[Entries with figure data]
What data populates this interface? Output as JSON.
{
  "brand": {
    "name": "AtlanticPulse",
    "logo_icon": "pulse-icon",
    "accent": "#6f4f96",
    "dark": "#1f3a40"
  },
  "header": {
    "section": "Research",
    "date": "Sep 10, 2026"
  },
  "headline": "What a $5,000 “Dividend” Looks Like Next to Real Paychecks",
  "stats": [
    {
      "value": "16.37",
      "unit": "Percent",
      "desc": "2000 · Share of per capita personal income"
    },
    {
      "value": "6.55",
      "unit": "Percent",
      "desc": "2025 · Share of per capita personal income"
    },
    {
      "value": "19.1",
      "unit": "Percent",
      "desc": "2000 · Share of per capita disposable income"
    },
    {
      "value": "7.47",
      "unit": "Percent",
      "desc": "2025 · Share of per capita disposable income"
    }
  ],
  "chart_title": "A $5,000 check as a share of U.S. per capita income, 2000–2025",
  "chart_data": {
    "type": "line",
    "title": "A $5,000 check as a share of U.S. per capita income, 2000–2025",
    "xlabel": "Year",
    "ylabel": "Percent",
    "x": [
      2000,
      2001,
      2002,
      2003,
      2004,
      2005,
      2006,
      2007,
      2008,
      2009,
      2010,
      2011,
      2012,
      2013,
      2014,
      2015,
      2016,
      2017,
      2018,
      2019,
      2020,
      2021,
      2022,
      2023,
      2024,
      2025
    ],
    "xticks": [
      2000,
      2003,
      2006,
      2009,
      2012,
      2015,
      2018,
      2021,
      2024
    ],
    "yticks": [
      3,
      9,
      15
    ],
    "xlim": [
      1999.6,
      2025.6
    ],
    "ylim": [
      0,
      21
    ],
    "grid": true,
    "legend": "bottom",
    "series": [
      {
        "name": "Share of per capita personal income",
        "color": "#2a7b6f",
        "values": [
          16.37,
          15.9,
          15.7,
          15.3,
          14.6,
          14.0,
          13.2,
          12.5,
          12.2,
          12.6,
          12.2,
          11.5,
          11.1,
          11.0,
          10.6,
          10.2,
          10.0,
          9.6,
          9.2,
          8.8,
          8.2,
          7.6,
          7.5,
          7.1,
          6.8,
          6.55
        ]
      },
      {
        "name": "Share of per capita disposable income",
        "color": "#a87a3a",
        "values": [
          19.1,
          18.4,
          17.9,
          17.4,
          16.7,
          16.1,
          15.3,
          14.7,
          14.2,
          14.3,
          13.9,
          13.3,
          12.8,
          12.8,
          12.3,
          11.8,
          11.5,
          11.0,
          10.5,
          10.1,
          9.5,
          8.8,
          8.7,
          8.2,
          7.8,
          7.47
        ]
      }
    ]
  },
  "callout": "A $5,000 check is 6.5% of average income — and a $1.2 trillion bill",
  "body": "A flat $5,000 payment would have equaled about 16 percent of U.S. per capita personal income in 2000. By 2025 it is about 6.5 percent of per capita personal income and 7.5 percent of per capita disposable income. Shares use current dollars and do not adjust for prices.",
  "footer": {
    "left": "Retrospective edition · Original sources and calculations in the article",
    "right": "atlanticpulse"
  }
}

■ **DESCRIPTION OF THE TASK**
Extract the complete listing verbatim.

■ **SOLVED EXERCISE**
What data populates this interface? Output as JSON.
{
  "brand": {
    "name": "AtlanticPulse",
    "logo_icon": "pulse-icon",
    "accent": "#6f4f96",
    "dark": "#1f3a40"
  },
  "header": {
    "section": "Research",
    "date": "Sep 10, 2026"
  },
  "headline": "What a $5,000 “Dividend” Looks Like Next to Real Paychecks",
  "stats": [
    {
      "value": "16.37",
      "unit": "Percent",
      "desc": "2000 · Share of per capita personal income"
    },
    {
      "value": "6.55",
      "unit": "Percent",
      "desc": "2025 · Share of per capita personal income"
    },
    {
      "value": "19.1",
      "unit": "Percent",
      "desc": "2000 · Share of per capita disposable income"
    },
    {
      "value": "7.47",
      "unit": "Percent",
      "desc": "2025 · Share of per capita disposable income"
    }
  ],
  "chart_title": "A $5,000 check as a share of U.S. per capita income, 2000–2025",
  "chart_data": {
    "type": "line",
    "title": "A $5,000 check as a share of U.S. per capita income, 2000–2025",
    "xlabel": "Year",
    "ylabel": "Percent",
    "x": [
      2000,
      2001,
      2002,
      2003,
      2004,
      2005,
      2006,
      2007,
      2008,
      2009,
      2010,
      2011,
      2012,
      2013,
      2014,
      2015,
      2016,
      2017,
      2018,
      2019,
      2020,
      2021,
      2022,
      2023,
      2024,
      2025
    ],
    "xticks": [
      2000,
      2003,
      2006,
      2009,
      2012,
      2015,
      2018,
      2021,
      2024
    ],
    "yticks": [
      3,
      9,
      15
    ],
    "xlim": [
      1999.6,
      2025.6
    ],
    "ylim": [
      0,
      21
    ],
    "grid": true,
    "legend": "bottom",
    "series": [
      {
        "name": "Share of per capita personal income",
        "color": "#2a7b6f",
        "values": [
          16.37,
          15.9,
          15.7,
          15.3,
          14.6,
          14.0,
          13.2,
          12.5,
          12.2,
          12.6,
          12.2,
          11.5,
          11.1,
          11.0,
          10.6,
          10.2,
          10.0,
          9.6,
          9.2,
          8.8,
          8.2,
          7.6,
          7.5,
          7.1,
          6.8,
          6.55
        ]
      },
      {
        "name": "Share of per capita disposable income",
        "color": "#a87a3a",
        "values": [
          19.1,
          18.4,
          17.9,
          17.4,
          16.7,
          16.1,
          15.3,
          14.7,
          14.2,
          14.3,
          13.9,
          13.3,
          12.8,
          12.8,
          12.3,
          11.8,
          11.5,
          11.0,
          10.5,
          10.1,
          9.5,
          8.8,
          8.7,
          8.2,
          7.8,
          7.47
        ]
      }
    ]
  },
  "callout": "A $5,000 check is 6.5% of average income — and a $1.2 trillion bill",
  "body": "A flat $5,000 payment would have equaled about 16 percent of U.S. per capita personal income in 2000. By 2025 it is about 6.5 percent of per capita personal income and 7.5 percent of per capita disposable income. Shares use current dollars and do not adjust for prices.",
  "footer": {
    "left": "Retrospective edition · Original sources and calculations in the article",
    "right": "atlanticpulse"
  }
}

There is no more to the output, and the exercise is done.